Available records =
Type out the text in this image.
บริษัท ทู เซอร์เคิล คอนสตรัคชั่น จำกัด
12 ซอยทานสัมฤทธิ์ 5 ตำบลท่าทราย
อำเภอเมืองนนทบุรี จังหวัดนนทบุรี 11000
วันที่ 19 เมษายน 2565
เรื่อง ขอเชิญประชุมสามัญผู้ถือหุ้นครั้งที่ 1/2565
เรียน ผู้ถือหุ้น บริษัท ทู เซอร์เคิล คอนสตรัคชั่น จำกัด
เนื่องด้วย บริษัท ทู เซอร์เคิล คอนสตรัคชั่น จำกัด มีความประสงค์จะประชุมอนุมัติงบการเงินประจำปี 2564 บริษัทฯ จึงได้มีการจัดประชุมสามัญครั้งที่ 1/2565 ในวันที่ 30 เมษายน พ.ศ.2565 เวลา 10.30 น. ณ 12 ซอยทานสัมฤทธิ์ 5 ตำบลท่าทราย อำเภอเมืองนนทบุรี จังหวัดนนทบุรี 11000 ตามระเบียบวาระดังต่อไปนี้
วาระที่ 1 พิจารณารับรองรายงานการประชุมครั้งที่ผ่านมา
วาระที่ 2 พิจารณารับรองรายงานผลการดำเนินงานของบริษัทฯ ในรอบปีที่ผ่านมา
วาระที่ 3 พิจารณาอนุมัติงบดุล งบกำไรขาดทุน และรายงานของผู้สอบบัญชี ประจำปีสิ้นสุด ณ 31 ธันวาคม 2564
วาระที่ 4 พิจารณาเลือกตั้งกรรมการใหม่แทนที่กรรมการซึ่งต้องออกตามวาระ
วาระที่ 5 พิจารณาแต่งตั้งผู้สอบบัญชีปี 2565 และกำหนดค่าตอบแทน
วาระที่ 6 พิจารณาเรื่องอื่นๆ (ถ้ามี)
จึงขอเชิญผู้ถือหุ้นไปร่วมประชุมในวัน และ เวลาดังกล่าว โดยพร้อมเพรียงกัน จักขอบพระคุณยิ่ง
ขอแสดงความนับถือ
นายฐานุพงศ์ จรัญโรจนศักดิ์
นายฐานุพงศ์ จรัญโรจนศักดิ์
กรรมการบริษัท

Exercise objective =
Count the lines in the entries above that include the string "านมา", then give only that figure.

Solved problem =
2